■ Given task: Which lines in the records below contain the word "công"? Copy each one out.

■ Extracted records:

>>>

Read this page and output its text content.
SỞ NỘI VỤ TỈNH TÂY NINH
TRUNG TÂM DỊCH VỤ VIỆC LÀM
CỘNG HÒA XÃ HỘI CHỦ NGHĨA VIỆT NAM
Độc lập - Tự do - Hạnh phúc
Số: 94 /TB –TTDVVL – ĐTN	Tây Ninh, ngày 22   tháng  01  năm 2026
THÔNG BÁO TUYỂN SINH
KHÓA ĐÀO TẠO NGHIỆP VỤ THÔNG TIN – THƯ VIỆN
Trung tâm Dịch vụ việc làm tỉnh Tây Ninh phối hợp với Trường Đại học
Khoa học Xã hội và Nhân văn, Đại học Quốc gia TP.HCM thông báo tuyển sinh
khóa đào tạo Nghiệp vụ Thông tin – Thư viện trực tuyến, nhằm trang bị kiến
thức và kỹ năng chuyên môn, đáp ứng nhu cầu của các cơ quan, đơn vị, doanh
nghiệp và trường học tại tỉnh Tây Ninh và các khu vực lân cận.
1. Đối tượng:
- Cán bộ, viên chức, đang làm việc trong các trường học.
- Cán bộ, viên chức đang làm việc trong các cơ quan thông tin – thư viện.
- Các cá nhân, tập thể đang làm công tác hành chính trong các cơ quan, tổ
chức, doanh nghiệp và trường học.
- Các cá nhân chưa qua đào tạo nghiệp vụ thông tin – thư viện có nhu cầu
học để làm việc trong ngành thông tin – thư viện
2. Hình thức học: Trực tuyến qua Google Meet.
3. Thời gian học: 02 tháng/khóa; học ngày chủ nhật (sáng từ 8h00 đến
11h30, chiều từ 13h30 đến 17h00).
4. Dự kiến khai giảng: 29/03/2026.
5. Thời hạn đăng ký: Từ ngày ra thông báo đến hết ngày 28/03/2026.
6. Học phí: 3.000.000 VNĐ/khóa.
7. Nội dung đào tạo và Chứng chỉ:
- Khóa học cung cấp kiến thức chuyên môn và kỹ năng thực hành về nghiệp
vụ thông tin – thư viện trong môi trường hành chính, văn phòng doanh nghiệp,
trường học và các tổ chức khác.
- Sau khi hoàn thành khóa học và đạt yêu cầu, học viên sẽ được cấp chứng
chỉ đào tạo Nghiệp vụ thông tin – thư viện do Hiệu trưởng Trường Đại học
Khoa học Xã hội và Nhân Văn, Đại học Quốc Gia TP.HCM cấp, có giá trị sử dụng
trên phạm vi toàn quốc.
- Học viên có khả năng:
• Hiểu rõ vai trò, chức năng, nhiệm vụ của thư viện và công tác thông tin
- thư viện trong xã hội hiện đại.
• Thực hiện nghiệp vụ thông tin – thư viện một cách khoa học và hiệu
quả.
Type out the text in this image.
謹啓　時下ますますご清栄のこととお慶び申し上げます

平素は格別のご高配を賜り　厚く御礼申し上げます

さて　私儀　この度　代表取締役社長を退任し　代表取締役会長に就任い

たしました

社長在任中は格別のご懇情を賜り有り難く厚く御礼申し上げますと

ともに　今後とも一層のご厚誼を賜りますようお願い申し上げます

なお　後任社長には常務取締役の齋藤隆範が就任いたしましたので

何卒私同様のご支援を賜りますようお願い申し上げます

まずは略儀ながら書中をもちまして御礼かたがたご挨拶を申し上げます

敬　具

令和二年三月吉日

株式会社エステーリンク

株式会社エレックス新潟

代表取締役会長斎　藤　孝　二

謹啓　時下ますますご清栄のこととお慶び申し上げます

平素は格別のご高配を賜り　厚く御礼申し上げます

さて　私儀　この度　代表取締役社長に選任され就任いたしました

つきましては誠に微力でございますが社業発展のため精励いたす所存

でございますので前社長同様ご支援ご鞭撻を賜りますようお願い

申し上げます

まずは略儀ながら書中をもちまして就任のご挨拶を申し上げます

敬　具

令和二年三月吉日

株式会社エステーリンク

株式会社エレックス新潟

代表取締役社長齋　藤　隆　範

<<<

■ Output of the task:
- Các cá nhân, tập thể đang làm công tác hành chính trong các cơ quan, tổ
• Hiểu rõ vai trò, chức năng, nhiệm vụ của thư viện và công tác thông tin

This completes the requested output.